> [What to do]:
Leave every picture out and write out the records below exactly.

***** Data for processing *****

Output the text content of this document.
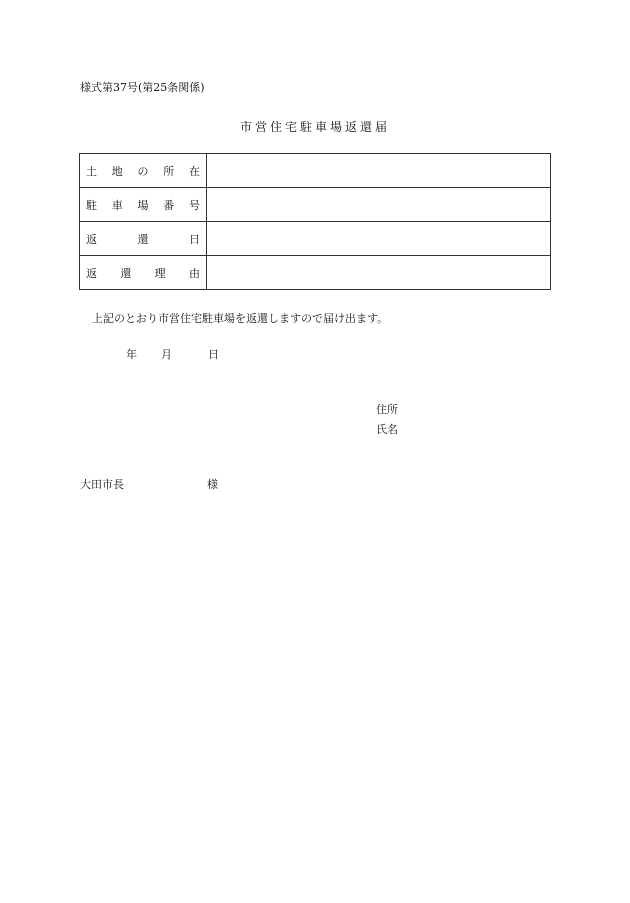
様式第37号(第25条関係)
市営住宅駐車場返還届
土 地 の 所 在	

駐 車 場 番 号	

返 還 日	

返 還 理 由	

上記のとおり市営住宅駐車場を返還しますので届け出ます。
年 月	日
住所
氏名
大田市長	様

*****

> [The answer]:
Output the text content of this document.
様式第37号(第25条関係)
市営住宅駐車場返還届
土 地 の 所 在	

駐 車 場 番 号	

返 還 日	

返 還 理 由	

上記のとおり市営住宅駐車場を返還しますので届け出ます。
年 月	日
住所
氏名
大田市長	様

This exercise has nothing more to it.